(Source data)
* begin *
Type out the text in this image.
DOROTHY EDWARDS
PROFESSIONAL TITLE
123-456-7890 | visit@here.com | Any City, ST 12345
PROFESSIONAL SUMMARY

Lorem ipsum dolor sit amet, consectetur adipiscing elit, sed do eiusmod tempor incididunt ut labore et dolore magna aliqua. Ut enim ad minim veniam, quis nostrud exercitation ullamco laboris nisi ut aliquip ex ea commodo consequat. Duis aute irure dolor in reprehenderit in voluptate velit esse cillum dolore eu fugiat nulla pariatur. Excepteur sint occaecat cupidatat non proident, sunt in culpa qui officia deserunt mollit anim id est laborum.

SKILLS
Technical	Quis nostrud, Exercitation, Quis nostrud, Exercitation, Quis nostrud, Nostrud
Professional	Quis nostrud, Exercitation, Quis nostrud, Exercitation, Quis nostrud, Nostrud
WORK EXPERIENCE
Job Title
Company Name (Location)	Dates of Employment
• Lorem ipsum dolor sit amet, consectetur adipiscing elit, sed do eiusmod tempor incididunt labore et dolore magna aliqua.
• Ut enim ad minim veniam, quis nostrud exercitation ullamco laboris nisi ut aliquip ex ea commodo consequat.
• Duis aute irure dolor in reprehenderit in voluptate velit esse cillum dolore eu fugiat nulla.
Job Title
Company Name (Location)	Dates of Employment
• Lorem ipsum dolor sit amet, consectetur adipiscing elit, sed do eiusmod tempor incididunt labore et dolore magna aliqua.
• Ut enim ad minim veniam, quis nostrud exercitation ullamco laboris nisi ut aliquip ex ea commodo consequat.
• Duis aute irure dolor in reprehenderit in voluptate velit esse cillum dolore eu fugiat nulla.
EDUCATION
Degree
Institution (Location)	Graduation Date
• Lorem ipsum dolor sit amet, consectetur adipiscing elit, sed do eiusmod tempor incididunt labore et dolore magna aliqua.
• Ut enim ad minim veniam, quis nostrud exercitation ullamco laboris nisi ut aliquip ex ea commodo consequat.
* end *
REQUIRED TASK:
Print every record exactly as it was given.

OUTPUT:
Type out the text in this image.
DOROTHY EDWARDS
PROFESSIONAL TITLE
123-456-7890 | visit@here.com | Any City, ST 12345
PROFESSIONAL SUMMARY

Lorem ipsum dolor sit amet, consectetur adipiscing elit, sed do eiusmod tempor incididunt ut labore et dolore magna aliqua. Ut enim ad minim veniam, quis nostrud exercitation ullamco laboris nisi ut aliquip ex ea commodo consequat. Duis aute irure dolor in reprehenderit in voluptate velit esse cillum dolore eu fugiat nulla pariatur. Excepteur sint occaecat cupidatat non proident, sunt in culpa qui officia deserunt mollit anim id est laborum.

SKILLS
Technical	Quis nostrud, Exercitation, Quis nostrud, Exercitation, Quis nostrud, Nostrud
Professional	Quis nostrud, Exercitation, Quis nostrud, Exercitation, Quis nostrud, Nostrud
WORK EXPERIENCE
Job Title
Company Name (Location)	Dates of Employment
• Lorem ipsum dolor sit amet, consectetur adipiscing elit, sed do eiusmod tempor incididunt labore et dolore magna aliqua.
• Ut enim ad minim veniam, quis nostrud exercitation ullamco laboris nisi ut aliquip ex ea commodo consequat.
• Duis aute irure dolor in reprehenderit in voluptate velit esse cillum dolore eu fugiat nulla.
Job Title
Company Name (Location)	Dates of Employment
• Lorem ipsum dolor sit amet, consectetur adipiscing elit, sed do eiusmod tempor incididunt labore et dolore magna aliqua.
• Ut enim ad minim veniam, quis nostrud exercitation ullamco laboris nisi ut aliquip ex ea commodo consequat.
• Duis aute irure dolor in reprehenderit in voluptate velit esse cillum dolore eu fugiat nulla.
EDUCATION
Degree
Institution (Location)	Graduation Date
• Lorem ipsum dolor sit amet, consectetur adipiscing elit, sed do eiusmod tempor incididunt labore et dolore magna aliqua.
• Ut enim ad minim veniam, quis nostrud exercitation ullamco laboris nisi ut aliquip ex ea commodo consequat.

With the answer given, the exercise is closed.